**Task directions**
List each line of the data that holds the word "Viability".

╭─ Input records

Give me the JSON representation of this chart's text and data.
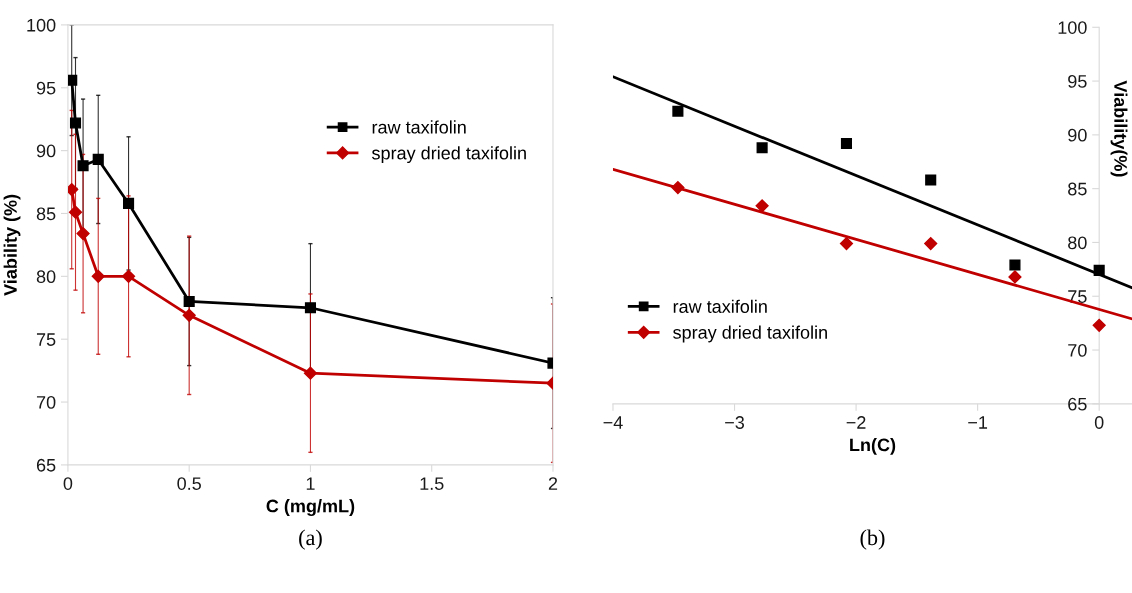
{
  "chart_data": [
    {
      "type": "line",
      "xlabel": "C (mg/mL)",
      "ylabel": "Viability (%)",
      "x": [
        0.015625,
        0.03125,
        0.0625,
        0.125,
        0.25,
        0.5,
        1,
        2
      ],
      "xlim": [
        0,
        2
      ],
      "xticks": [
        0,
        0.5,
        1,
        1.5,
        2
      ],
      "ylim": [
        65,
        100
      ],
      "yticks": [
        65,
        70,
        75,
        80,
        85,
        90,
        95,
        100
      ],
      "legend": "top right",
      "grid": false,
      "annotations": [
        "(a)"
      ],
      "series": [
        {
          "name": "raw taxifolin",
          "color": "#000000",
          "marker": "square",
          "values": [
            95.6,
            92.2,
            88.8,
            89.3,
            85.8,
            78.0,
            77.5,
            73.1
          ],
          "errors": [
            4.4,
            5.2,
            5.3,
            5.1,
            5.3,
            5.1,
            5.1,
            5.2
          ]
        },
        {
          "name": "spray dried taxifolin",
          "color": "#c00000",
          "marker": "diamond",
          "values": [
            86.9,
            85.1,
            83.4,
            80.0,
            80.0,
            76.9,
            72.3,
            71.5
          ],
          "errors": [
            6.3,
            6.2,
            6.3,
            6.2,
            6.4,
            6.3,
            6.3,
            6.3
          ]
        }
      ]
    },
    {
      "type": "scatter",
      "xlabel": "Ln(C)",
      "y2label": "Viability(%)",
      "xlim": [
        -4,
        0.27
      ],
      "xticks": [
        {
          "value": -4,
          "label": "−4"
        },
        {
          "value": -3,
          "label": "−3"
        },
        {
          "value": -2,
          "label": "−2"
        },
        {
          "value": -1,
          "label": "−1"
        },
        0
      ],
      "y2lim": [
        65,
        100
      ],
      "y2ticks": [
        65,
        70,
        75,
        80,
        85,
        90,
        95,
        100
      ],
      "legend": "bottom left",
      "grid": false,
      "annotations": [
        "(b)"
      ],
      "series": [
        {
          "name": "raw taxifolin",
          "color": "#000000",
          "marker": "square",
          "axis": "y2",
          "x": [
            -3.466,
            -2.773,
            -2.079,
            -1.386,
            -0.693,
            0
          ],
          "values": [
            92.2,
            88.8,
            89.2,
            85.8,
            77.9,
            77.4
          ]
        },
        {
          "name": "spray dried taxifolin",
          "color": "#c00000",
          "marker": "diamond",
          "axis": "y2",
          "x": [
            -3.466,
            -2.773,
            -2.079,
            -1.386,
            -0.693,
            0
          ],
          "values": [
            85.1,
            83.4,
            79.9,
            79.9,
            76.8,
            72.3
          ]
        },
        {
          "type": "line",
          "color": "#000000",
          "axis": "y2",
          "x": [
            -4,
            0.27
          ],
          "values": [
            95.4,
            75.8
          ]
        },
        {
          "type": "line",
          "color": "#c00000",
          "axis": "y2",
          "x": [
            -4,
            0.27
          ],
          "values": [
            86.8,
            72.9
          ]
        }
      ]
    }
  ]
}
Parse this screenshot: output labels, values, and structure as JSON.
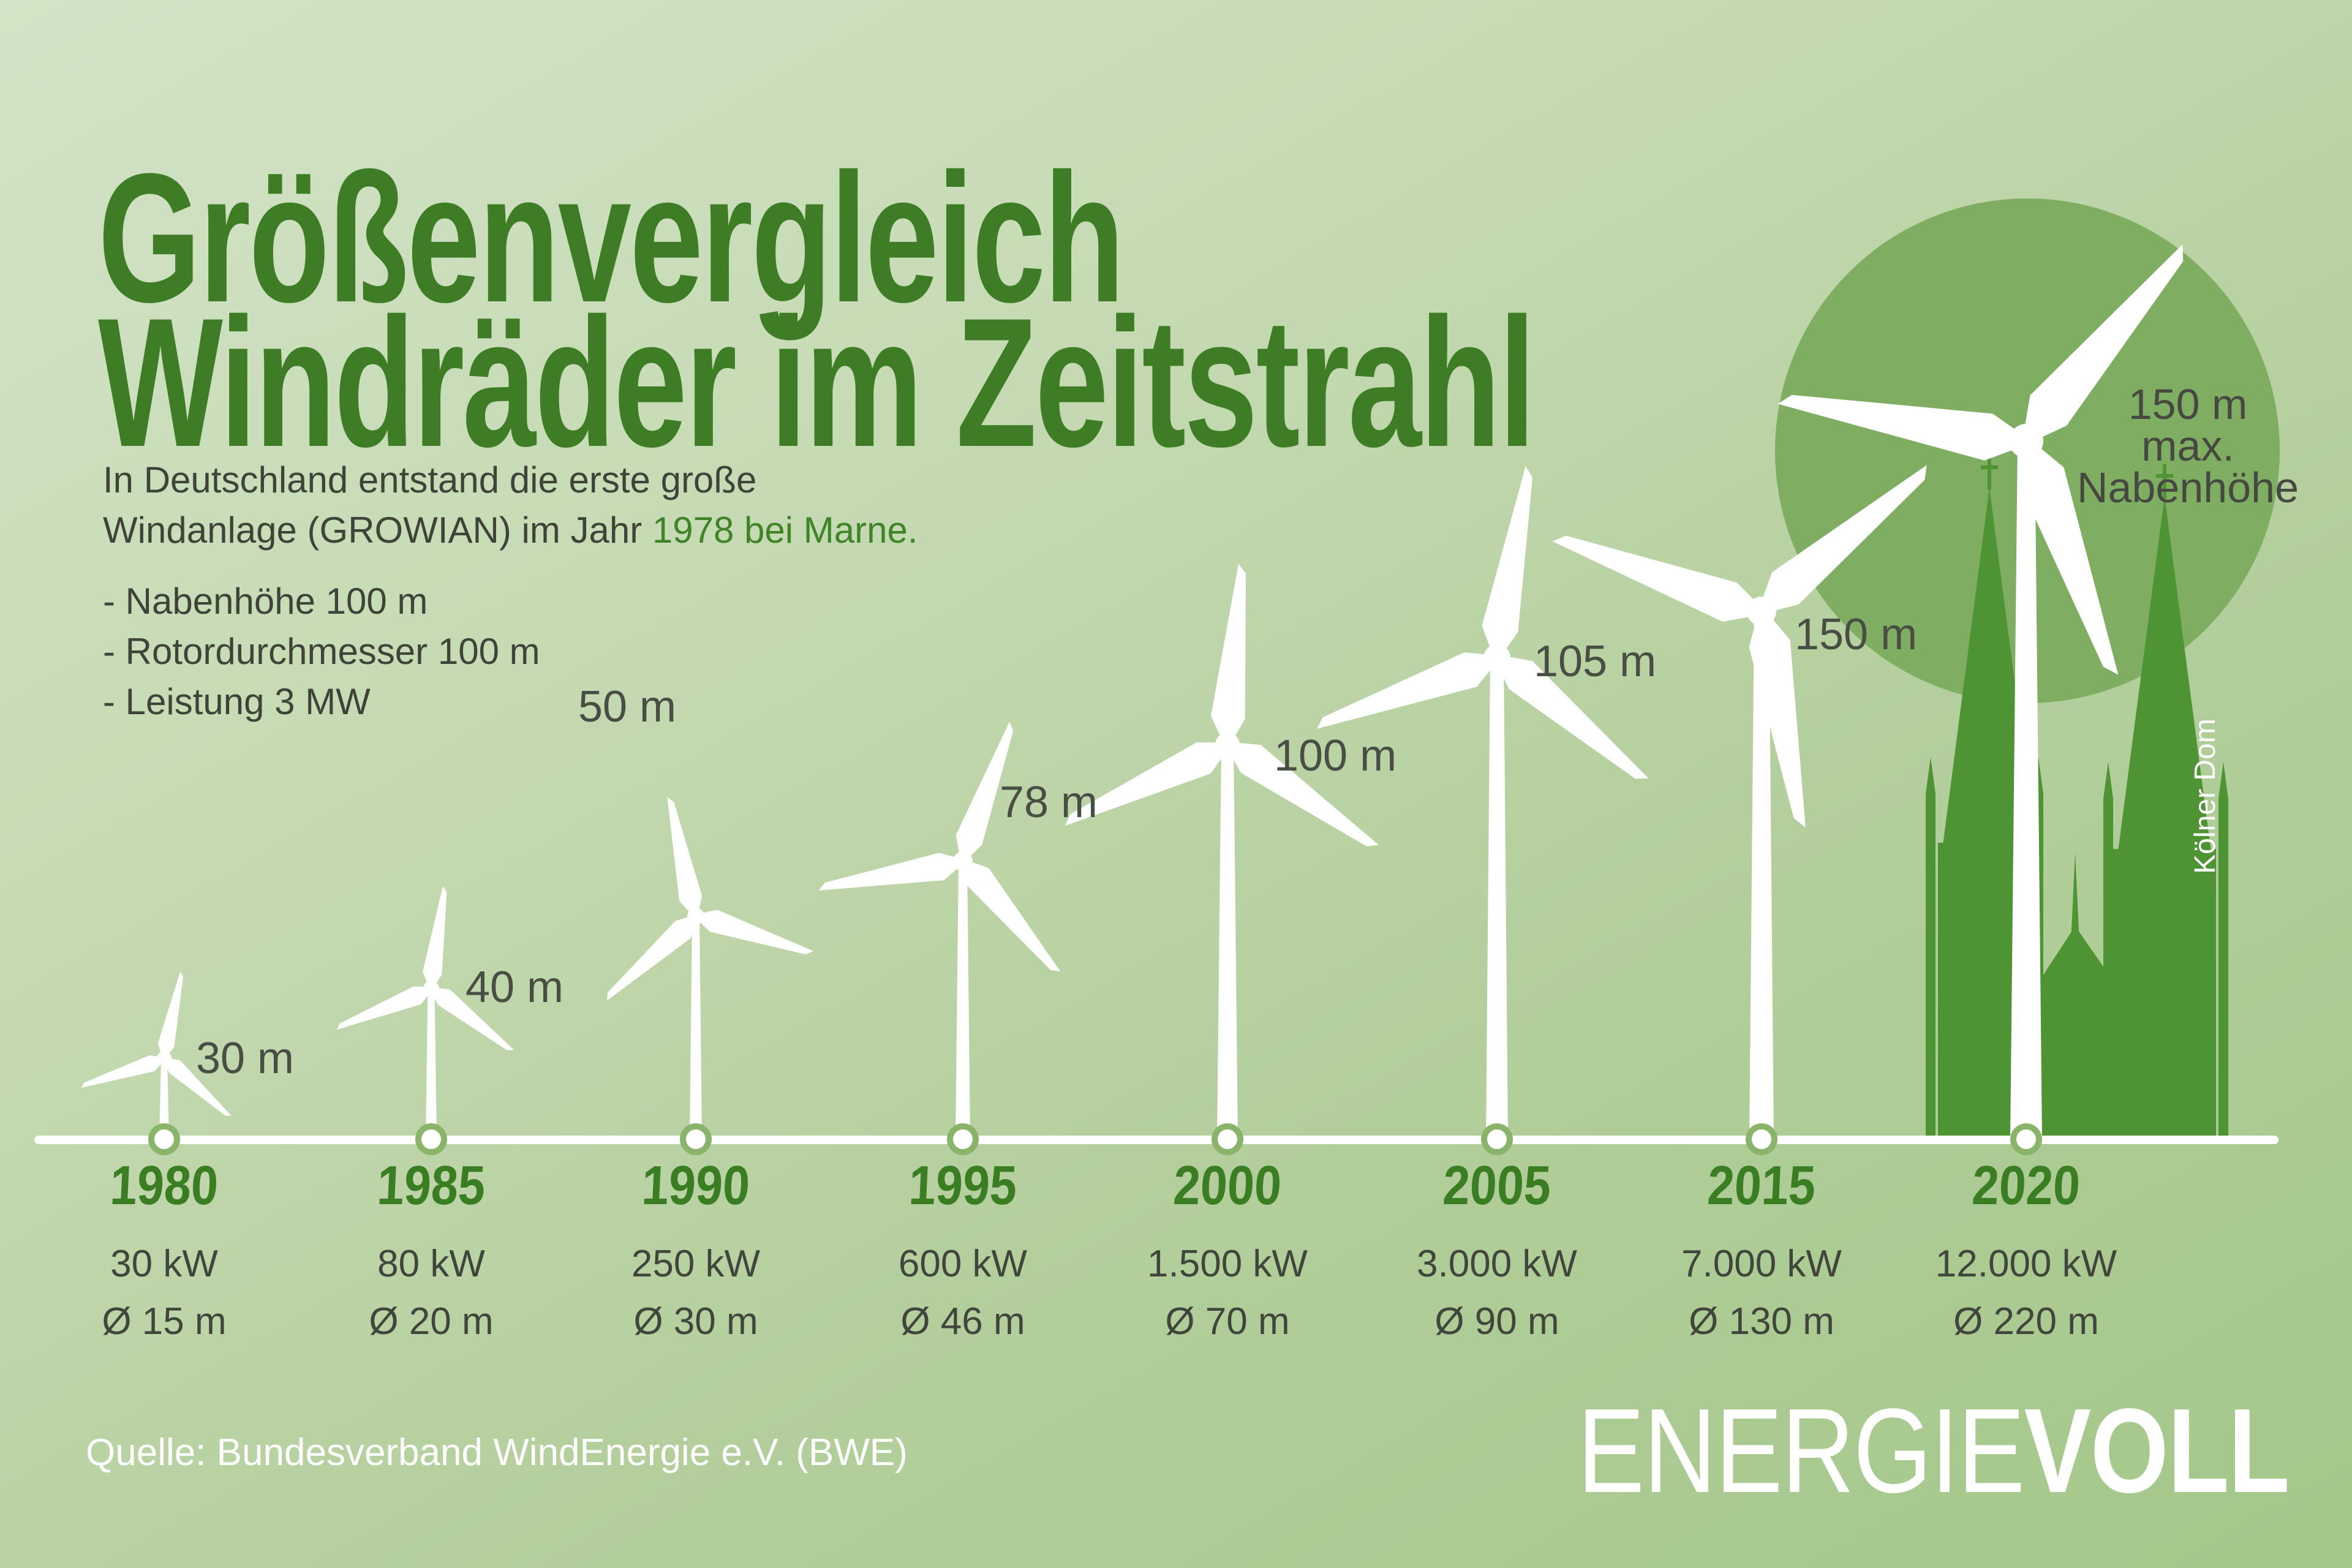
{
  "title": {
    "line1": "Größenvergleich",
    "line2": "Windräder im Zeitstrahl"
  },
  "intro": {
    "line1": "In Deutschland entstand die erste große",
    "line2_plain": "Windanlage (GROWIAN) im Jahr ",
    "line2_green": "1978 bei Marne.",
    "bullets": [
      "- Nabenhöhe 100 m",
      "- Rotordurchmesser 100 m",
      "- Leistung 3 MW"
    ]
  },
  "chart_data": {
    "type": "bar",
    "title": "Größenvergleich Windräder im Zeitstrahl",
    "categories": [
      "1980",
      "1985",
      "1990",
      "1995",
      "2000",
      "2005",
      "2015",
      "2020"
    ],
    "series": [
      {
        "name": "Nabenhöhe",
        "unit": "m",
        "values": [
          30,
          40,
          50,
          78,
          100,
          105,
          150,
          150
        ]
      },
      {
        "name": "Leistung",
        "unit": "kW",
        "values": [
          30,
          80,
          250,
          600,
          1500,
          3000,
          7000,
          12000
        ]
      },
      {
        "name": "Rotordurchmesser",
        "unit": "m",
        "values": [
          15,
          20,
          30,
          46,
          70,
          90,
          130,
          220
        ]
      }
    ],
    "hub_height_labels": [
      "30 m",
      "40 m",
      "50 m",
      "78 m",
      "100 m",
      "105 m",
      "150 m"
    ],
    "hub_note_lines": [
      "150 m",
      "max.",
      "Nabenhöhe"
    ],
    "power_labels": [
      "30 kW",
      "80 kW",
      "250 kW",
      "600 kW",
      "1.500 kW",
      "3.000 kW",
      "7.000 kW",
      "12.000 kW"
    ],
    "diameter_labels": [
      "Ø 15 m",
      "Ø 20 m",
      "Ø 30 m",
      "Ø 46 m",
      "Ø 70 m",
      "Ø 90 m",
      "Ø 130 m",
      "Ø 220 m"
    ],
    "comparison_label": "Kölner Dom",
    "xlabel": "",
    "ylabel": "",
    "legend_position": "none"
  },
  "source": "Quelle: Bundesverband WindEnergie e.V. (BWE)",
  "logo": {
    "part1": "ENERGIE",
    "part2": "VOLL"
  },
  "colors": {
    "background_top": "#d2e3c7",
    "background_bottom": "#a3c789",
    "title_green": "#3e7d26",
    "year_green": "#3a7d22",
    "accent_green": "#3f8426",
    "body_text": "#3e4438",
    "label_text": "#484e44",
    "circle_fill": "#7fae63",
    "cathedral_green": "#4f9434",
    "turbine_white": "#ffffff",
    "node_ring": "#8ab46a"
  }
}
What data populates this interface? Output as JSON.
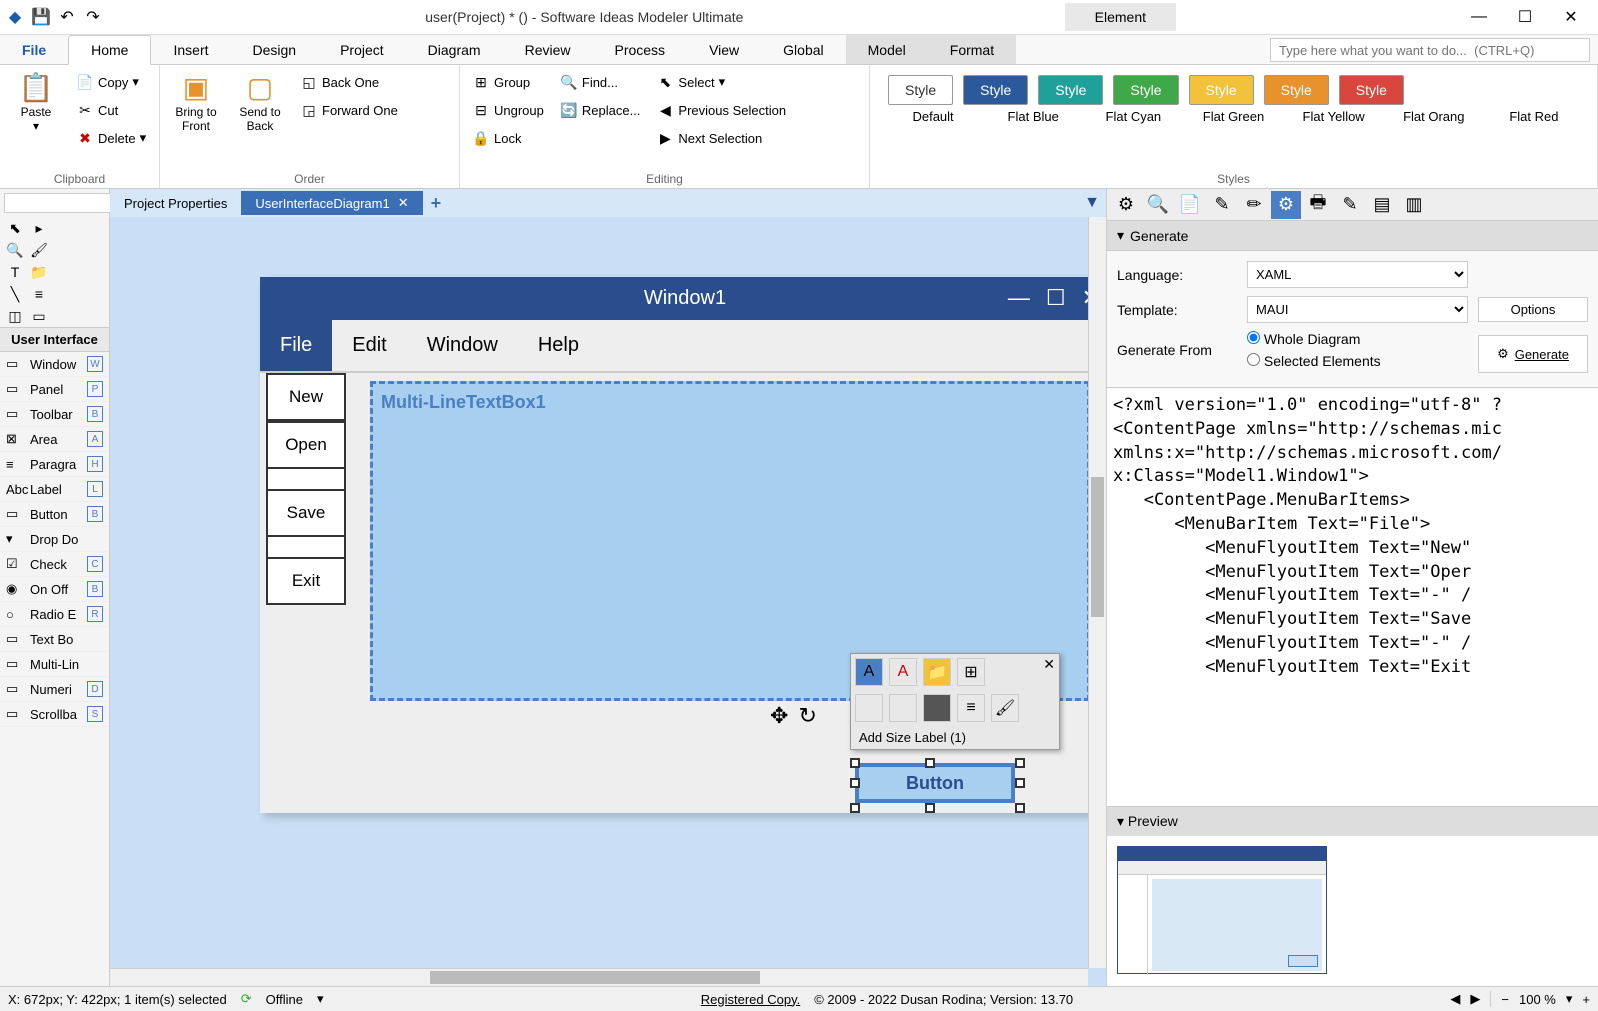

╰─

**Response to this exercise**
      "ylabel": "Viability (%)",
      "y2label": "Viability(%)",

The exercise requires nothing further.